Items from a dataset
※

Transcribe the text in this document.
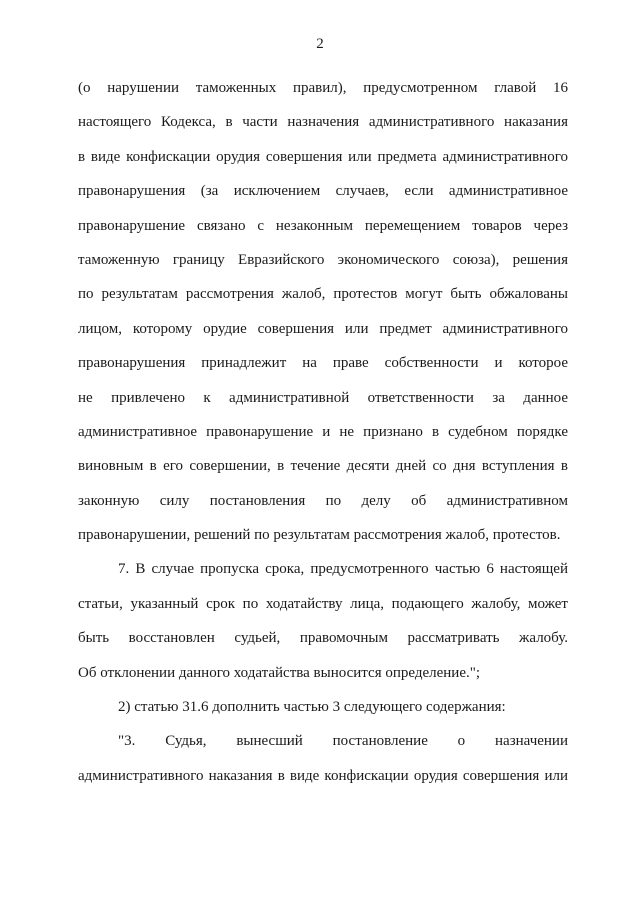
2
(о нарушении таможенных правил), предусмотренном главой 16
настоящего Кодекса, в части назначения административного наказания
в виде конфискации орудия совершения или предмета административного
правонарушения (за исключением случаев, если административное
правонарушение связано с незаконным перемещением товаров через
таможенную границу Евразийского экономического союза), решения
по результатам рассмотрения жалоб, протестов могут быть обжалованы
лицом, которому орудие совершения или предмет административного
правонарушения принадлежит на праве собственности и которое
не привлечено к административной ответственности за данное
административное правонарушение и не признано в судебном порядке
виновным в его совершении, в течение десяти дней со дня вступления в
законную силу постановления по делу об административном
правонарушении, решений по результатам рассмотрения жалоб, протестов.
7. В случае пропуска срока, предусмотренного частью 6 настоящей
статьи, указанный срок по ходатайству лица, подающего жалобу, может
быть восстановлен судьей, правомочным рассматривать жалобу.
Об отклонении данного ходатайства выносится определение.";
2) статью 31.6 дополнить частью 3 следующего содержания:
"3. Судья, вынесший постановление о назначении
административного наказания в виде конфискации орудия совершения или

※

> [WHAT IS EXPECTED]:
Copy every entry word for word, but omit the pictures.

> [SOLUTION TO THE PROBLEM]:
Transcribe the text in this document.
2
(о нарушении таможенных правил), предусмотренном главой 16
настоящего Кодекса, в части назначения административного наказания
в виде конфискации орудия совершения или предмета административного
правонарушения (за исключением случаев, если административное
правонарушение связано с незаконным перемещением товаров через
таможенную границу Евразийского экономического союза), решения
по результатам рассмотрения жалоб, протестов могут быть обжалованы
лицом, которому орудие совершения или предмет административного
правонарушения принадлежит на праве собственности и которое
не привлечено к административной ответственности за данное
административное правонарушение и не признано в судебном порядке
виновным в его совершении, в течение десяти дней со дня вступления в
законную силу постановления по делу об административном
правонарушении, решений по результатам рассмотрения жалоб, протестов.
7. В случае пропуска срока, предусмотренного частью 6 настоящей
статьи, указанный срок по ходатайству лица, подающего жалобу, может
быть восстановлен судьей, правомочным рассматривать жалобу.
Об отклонении данного ходатайства выносится определение.";
2) статью 31.6 дополнить частью 3 следующего содержания:
"3. Судья, вынесший постановление о назначении
административного наказания в виде конфискации орудия совершения или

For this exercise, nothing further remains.